----- 引用文 -----

“世界一幸せな国”から考える 子育てと教育

レポート

学びクリエイターの奥田です。

6月4日に「“世界一幸せな国”から考える 子育てと教育」を開催。
世界幸福度ランキングでたびたび上位にランクインするデンマークと、日本の子育てや教育の特徴を比べることで、私たちが暮らす日本について知り、この先どんな社会を作っていきたいかを対話しながら考えました。

最初に私から、デンマークの家庭教育や、自然環境を使って子育て支援を行う「森のようちえん」、大学の学部選択などの事例を取り上げて、デンマークで大事にされている「個人を大切にする考え方」とその教育スタイルについて話しました。

デンマークでは、どんなに小さな子どもでも一人の人間として尊重され、子どもであっても、自分がなにをしたいか、どんな想いなのかを表現することを求められるんです。例えば「森のようちえん」では、子どもが大人でもヒヤヒヤするような高い木に登ったり、刃物や火を使ったりすることもありますが、大人は、子どもの選択をサポートします。「危ないから」とか「好ましくない(と親が思うから)」という理由で否定するのではなく、子どもたちが経験を通して学び、決断する力を育むことを大切にしているんです。

-----

課題内容
引用文の「世界幸福度ランキングでたびた」から「ことを大切にしているんです。」までを全部書き出し、その中の「森のようちえん」を「野外保育園」に差し替えてください。

----- 記録データ -----

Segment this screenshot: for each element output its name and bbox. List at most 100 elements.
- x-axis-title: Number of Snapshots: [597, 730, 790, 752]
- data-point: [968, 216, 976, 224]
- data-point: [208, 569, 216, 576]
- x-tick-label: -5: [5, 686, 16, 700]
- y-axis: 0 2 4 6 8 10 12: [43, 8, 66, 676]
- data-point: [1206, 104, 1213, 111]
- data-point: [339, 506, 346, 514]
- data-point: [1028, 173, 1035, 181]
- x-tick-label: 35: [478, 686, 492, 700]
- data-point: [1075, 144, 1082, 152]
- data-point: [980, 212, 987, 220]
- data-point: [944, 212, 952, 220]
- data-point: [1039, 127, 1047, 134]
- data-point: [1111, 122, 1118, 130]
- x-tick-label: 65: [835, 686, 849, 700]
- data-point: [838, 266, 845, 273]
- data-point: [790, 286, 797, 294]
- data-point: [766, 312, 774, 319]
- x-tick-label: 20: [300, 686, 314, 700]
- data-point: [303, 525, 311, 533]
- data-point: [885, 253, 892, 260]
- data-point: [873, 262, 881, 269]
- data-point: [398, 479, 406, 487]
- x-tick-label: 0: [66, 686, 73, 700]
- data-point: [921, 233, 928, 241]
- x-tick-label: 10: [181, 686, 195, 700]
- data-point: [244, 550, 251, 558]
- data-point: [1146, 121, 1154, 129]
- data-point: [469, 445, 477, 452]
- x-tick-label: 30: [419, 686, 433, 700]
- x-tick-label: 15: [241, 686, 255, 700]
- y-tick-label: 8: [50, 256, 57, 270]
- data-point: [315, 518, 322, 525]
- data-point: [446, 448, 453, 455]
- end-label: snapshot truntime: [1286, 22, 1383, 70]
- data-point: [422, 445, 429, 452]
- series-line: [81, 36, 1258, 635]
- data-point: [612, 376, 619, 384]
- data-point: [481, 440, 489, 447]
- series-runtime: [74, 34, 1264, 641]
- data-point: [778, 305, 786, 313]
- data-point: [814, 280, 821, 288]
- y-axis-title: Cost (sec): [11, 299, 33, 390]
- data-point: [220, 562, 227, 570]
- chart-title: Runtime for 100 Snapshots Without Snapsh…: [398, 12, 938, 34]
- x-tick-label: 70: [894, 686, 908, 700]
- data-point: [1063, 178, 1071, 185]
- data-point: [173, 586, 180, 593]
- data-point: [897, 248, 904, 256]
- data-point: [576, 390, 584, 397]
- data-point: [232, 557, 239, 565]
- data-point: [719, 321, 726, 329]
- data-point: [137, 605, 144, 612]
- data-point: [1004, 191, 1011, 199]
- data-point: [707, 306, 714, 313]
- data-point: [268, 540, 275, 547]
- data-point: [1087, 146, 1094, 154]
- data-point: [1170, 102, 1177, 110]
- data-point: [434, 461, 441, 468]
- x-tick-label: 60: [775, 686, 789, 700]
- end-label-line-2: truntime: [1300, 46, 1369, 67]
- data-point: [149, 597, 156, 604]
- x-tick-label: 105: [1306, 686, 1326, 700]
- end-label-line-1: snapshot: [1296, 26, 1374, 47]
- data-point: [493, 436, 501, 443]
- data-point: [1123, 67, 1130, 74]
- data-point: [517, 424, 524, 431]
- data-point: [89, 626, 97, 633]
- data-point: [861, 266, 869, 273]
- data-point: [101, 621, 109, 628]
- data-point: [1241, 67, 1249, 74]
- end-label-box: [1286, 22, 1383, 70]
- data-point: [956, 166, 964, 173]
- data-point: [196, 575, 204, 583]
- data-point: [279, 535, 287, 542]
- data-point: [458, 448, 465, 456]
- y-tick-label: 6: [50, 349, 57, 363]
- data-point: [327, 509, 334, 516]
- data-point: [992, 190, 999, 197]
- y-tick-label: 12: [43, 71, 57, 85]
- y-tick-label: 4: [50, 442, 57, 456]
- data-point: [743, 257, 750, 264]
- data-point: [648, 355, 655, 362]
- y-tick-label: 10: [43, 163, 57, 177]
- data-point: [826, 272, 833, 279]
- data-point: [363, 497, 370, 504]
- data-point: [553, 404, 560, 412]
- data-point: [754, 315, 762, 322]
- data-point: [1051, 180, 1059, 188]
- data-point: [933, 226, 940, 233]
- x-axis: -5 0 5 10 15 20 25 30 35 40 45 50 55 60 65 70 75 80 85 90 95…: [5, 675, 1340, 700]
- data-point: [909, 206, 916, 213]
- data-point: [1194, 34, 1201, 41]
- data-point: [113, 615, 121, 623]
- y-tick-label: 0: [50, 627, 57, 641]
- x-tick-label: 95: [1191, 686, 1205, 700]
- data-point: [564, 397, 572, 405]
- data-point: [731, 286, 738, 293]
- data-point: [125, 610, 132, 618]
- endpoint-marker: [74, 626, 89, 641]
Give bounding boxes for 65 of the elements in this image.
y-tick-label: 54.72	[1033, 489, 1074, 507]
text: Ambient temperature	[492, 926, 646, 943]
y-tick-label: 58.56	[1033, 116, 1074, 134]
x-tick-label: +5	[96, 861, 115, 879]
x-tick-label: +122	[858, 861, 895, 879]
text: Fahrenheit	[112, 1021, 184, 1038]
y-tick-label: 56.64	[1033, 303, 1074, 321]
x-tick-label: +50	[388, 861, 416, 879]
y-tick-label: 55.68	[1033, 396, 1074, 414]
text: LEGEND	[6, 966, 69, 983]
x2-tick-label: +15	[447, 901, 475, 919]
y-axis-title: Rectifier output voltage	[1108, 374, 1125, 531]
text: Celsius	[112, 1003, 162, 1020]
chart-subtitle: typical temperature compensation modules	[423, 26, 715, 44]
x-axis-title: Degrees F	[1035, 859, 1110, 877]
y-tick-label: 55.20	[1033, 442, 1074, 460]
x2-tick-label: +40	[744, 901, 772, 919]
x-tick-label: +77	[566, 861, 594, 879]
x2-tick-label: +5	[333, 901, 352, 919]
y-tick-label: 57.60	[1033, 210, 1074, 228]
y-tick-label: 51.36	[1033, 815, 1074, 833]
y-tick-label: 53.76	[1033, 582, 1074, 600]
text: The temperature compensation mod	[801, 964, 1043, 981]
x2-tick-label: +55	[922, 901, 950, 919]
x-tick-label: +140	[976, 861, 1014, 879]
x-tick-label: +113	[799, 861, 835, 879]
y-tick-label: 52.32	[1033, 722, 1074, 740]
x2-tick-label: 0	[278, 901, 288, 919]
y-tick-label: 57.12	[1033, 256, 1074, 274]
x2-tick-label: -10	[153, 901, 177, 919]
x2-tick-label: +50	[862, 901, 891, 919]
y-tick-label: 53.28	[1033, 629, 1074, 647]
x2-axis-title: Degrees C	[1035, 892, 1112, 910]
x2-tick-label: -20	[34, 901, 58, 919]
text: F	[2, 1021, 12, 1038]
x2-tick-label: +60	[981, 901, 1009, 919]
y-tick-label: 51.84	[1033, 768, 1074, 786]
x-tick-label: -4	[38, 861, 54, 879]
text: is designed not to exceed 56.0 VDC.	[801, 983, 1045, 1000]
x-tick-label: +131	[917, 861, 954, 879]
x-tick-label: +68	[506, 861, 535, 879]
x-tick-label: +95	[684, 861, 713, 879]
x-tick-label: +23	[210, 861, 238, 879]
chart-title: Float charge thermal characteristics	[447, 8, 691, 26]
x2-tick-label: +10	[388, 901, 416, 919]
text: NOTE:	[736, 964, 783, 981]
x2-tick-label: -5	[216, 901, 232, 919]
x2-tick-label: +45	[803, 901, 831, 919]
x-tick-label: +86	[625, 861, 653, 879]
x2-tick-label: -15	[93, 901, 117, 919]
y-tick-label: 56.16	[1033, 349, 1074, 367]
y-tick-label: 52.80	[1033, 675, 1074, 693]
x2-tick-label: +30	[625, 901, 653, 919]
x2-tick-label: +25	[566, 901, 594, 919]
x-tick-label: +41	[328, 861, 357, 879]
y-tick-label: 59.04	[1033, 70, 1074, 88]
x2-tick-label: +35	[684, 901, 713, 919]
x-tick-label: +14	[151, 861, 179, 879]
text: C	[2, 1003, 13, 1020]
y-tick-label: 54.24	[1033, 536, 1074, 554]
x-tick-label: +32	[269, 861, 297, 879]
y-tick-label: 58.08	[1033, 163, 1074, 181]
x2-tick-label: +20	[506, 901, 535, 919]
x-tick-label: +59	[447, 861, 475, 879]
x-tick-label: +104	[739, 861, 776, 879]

-----

回答
世界幸福度ランキングでたびたび上位にランクインするデンマークと、日本の子育てや教育の特徴を比べることで、私たちが暮らす日本について知り、この先どんな社会を作っていきたいかを対話しながら考えました。

最初に私から、デンマークの家庭教育や、自然環境を使って子育て支援を行う「野外保育園」、大学の学部選択などの事例を取り上げて、デンマークで大事にされている「個人を大切にする考え方」とその教育スタイルについて話しました。

デンマークでは、どんなに小さな子どもでも一人の人間として尊重され、子どもであっても、自分がなにをしたいか、どんな想いなのかを表現することを求められるんです。例えば「野外保育園」では、子どもが大人でもヒヤヒヤするような高い木に登ったり、刃物や火を使ったりすることもありますが、大人は、子どもの選択をサポートします。「危ないから」とか「好ましくない(と親が思うから)」という理由で否定するのではなく、子どもたちが経験を通して学び、決断する力を育むことを大切にしているんです。